## Description of the task
All entries below need to be written out exactly, but without their pictures.

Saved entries
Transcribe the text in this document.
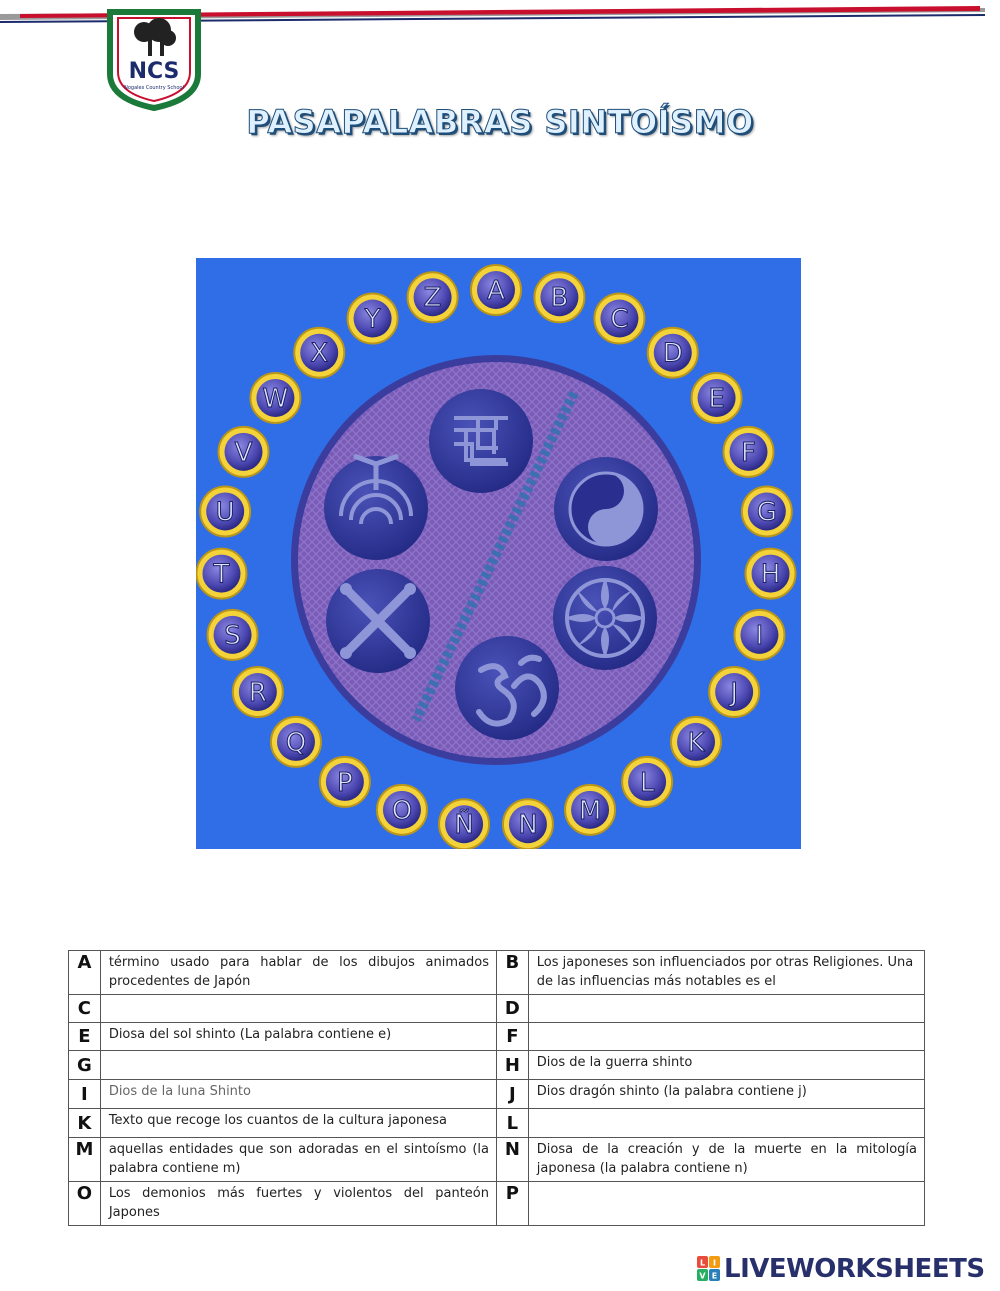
NCS
Nogales Country School
PASAPALABRAS SINTOÍSMO
A B
C
D
E
F
G
H
I
J
K
L
M
N
Ñ
O
P
Q
R
S
T
U
V
W
X
Y
Z
A	término usado para hablar de los dibujos animados procedentes de Japón	B	Los japoneses son influenciados por otras Religiones. Una de las influencias más notables es el
C		D	
E	Diosa del sol shinto (La palabra contiene e)	F	
G		H	Dios de la guerra shinto
I	Dios de la luna Shinto	J	Dios dragón shinto (la palabra contiene j)
K	Texto que recoge los cuantos de la cultura japonesa	L	
M	aquellas entidades que son adoradas en el sintoísmo (la palabra contiene m)	N	Diosa de la creación y de la muerte en la mitología japonesa (la palabra contiene n)
O	Los demonios más fuertes y violentos del panteón Japones	P	
L I
V E LIVEWORKSHEETS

## Answer
Transcribe the text in this document.
NCS
Nogales Country School
PASAPALABRAS SINTOÍSMO
A B
C
D
E
F
G
H
I
J
K
L
M
N
Ñ
O
P
Q
R
S
T
U
V
W
X
Y
Z
A	término usado para hablar de los dibujos animados procedentes de Japón	B	Los japoneses son influenciados por otras Religiones. Una de las influencias más notables es el
C		D	
E	Diosa del sol shinto (La palabra contiene e)	F	
G		H	Dios de la guerra shinto
I	Dios de la luna Shinto	J	Dios dragón shinto (la palabra contiene j)
K	Texto que recoge los cuantos de la cultura japonesa	L	
M	aquellas entidades que son adoradas en el sintoísmo (la palabra contiene m)	N	Diosa de la creación y de la muerte en la mitología japonesa (la palabra contiene n)
O	Los demonios más fuertes y violentos del panteón Japones	P	
L I
V E LIVEWORKSHEETS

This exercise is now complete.